Data entries for graphics:
_____

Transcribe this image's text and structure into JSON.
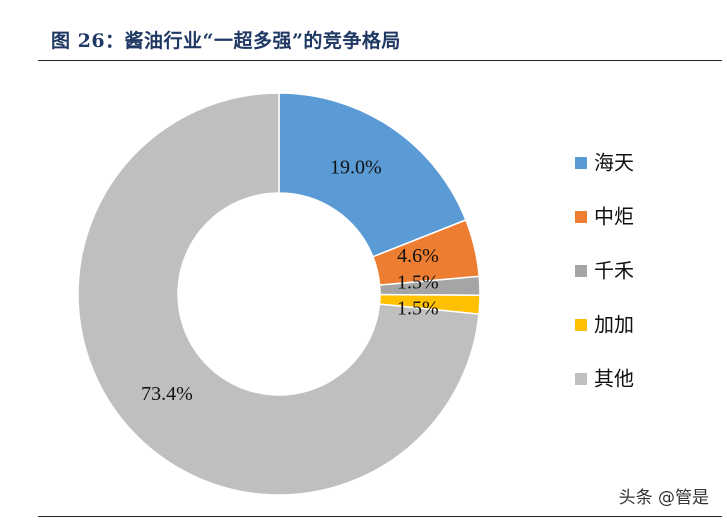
{
  "title": "图 26：酱油行业“一超多强”的竞争格局",
  "watermark": "头条 @管是",
  "chart_data": {
    "type": "pie",
    "donut": true,
    "title": "图 26：酱油行业“一超多强”的竞争格局",
    "legend_position": "right",
    "series": [
      {
        "name": "海天",
        "value": 19.0,
        "label": "19.0%",
        "color": "#5b9bd5"
      },
      {
        "name": "中炬",
        "value": 4.6,
        "label": "4.6%",
        "color": "#ed7d31"
      },
      {
        "name": "千禾",
        "value": 1.5,
        "label": "1.5%",
        "color": "#a5a5a5"
      },
      {
        "name": "加加",
        "value": 1.5,
        "label": "1.5%",
        "color": "#ffc000"
      },
      {
        "name": "其他",
        "value": 73.4,
        "label": "73.4%",
        "color": "#bfbfbf"
      }
    ]
  }
}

_____

Pick out each line that holds the string "酱油行业".

**Solved exercise:**
  "title": "图 26：酱油行业“一超多强”的竞争格局",
    "title": "图 26：酱油行业“一超多强”的竞争格局",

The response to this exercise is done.